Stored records
============================================================

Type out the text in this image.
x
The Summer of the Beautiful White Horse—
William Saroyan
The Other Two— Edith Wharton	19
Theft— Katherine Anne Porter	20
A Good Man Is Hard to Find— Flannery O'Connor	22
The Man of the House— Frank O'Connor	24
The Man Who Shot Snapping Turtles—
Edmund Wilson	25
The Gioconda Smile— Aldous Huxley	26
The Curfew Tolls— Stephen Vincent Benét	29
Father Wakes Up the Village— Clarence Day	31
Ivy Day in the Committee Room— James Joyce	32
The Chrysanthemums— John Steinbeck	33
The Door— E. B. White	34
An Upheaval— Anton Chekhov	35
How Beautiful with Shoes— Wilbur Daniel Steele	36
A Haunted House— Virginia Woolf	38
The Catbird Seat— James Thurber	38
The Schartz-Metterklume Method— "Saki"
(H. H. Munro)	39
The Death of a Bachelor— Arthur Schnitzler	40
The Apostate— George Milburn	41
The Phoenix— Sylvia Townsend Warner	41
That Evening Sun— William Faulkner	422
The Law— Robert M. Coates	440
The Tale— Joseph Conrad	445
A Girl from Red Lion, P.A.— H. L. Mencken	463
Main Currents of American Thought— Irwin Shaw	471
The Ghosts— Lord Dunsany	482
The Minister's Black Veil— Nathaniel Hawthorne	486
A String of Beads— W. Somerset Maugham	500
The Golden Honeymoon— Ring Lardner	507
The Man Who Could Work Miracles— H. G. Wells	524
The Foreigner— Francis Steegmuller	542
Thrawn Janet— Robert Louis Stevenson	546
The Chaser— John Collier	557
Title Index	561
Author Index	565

============================================================

Output all of the material, please, exactly as it stands.

Type out the text in this image.
x
The Summer of the Beautiful White Horse—
William Saroyan
The Other Two— Edith Wharton	19
Theft— Katherine Anne Porter	20
A Good Man Is Hard to Find— Flannery O'Connor	22
The Man of the House— Frank O'Connor	24
The Man Who Shot Snapping Turtles—
Edmund Wilson	25
The Gioconda Smile— Aldous Huxley	26
The Curfew Tolls— Stephen Vincent Benét	29
Father Wakes Up the Village— Clarence Day	31
Ivy Day in the Committee Room— James Joyce	32
The Chrysanthemums— John Steinbeck	33
The Door— E. B. White	34
An Upheaval— Anton Chekhov	35
How Beautiful with Shoes— Wilbur Daniel Steele	36
A Haunted House— Virginia Woolf	38
The Catbird Seat— James Thurber	38
The Schartz-Metterklume Method— "Saki"
(H. H. Munro)	39
The Death of a Bachelor— Arthur Schnitzler	40
The Apostate— George Milburn	41
The Phoenix— Sylvia Townsend Warner	41
That Evening Sun— William Faulkner	422
The Law— Robert M. Coates	440
The Tale— Joseph Conrad	445
A Girl from Red Lion, P.A.— H. L. Mencken	463
Main Currents of American Thought— Irwin Shaw	471
The Ghosts— Lord Dunsany	482
The Minister's Black Veil— Nathaniel Hawthorne	486
A String of Beads— W. Somerset Maugham	500
The Golden Honeymoon— Ring Lardner	507
The Man Who Could Work Miracles— H. G. Wells	524
The Foreigner— Francis Steegmuller	542
Thrawn Janet— Robert Louis Stevenson	546
The Chaser— John Collier	557
Title Index	561
Author Index	565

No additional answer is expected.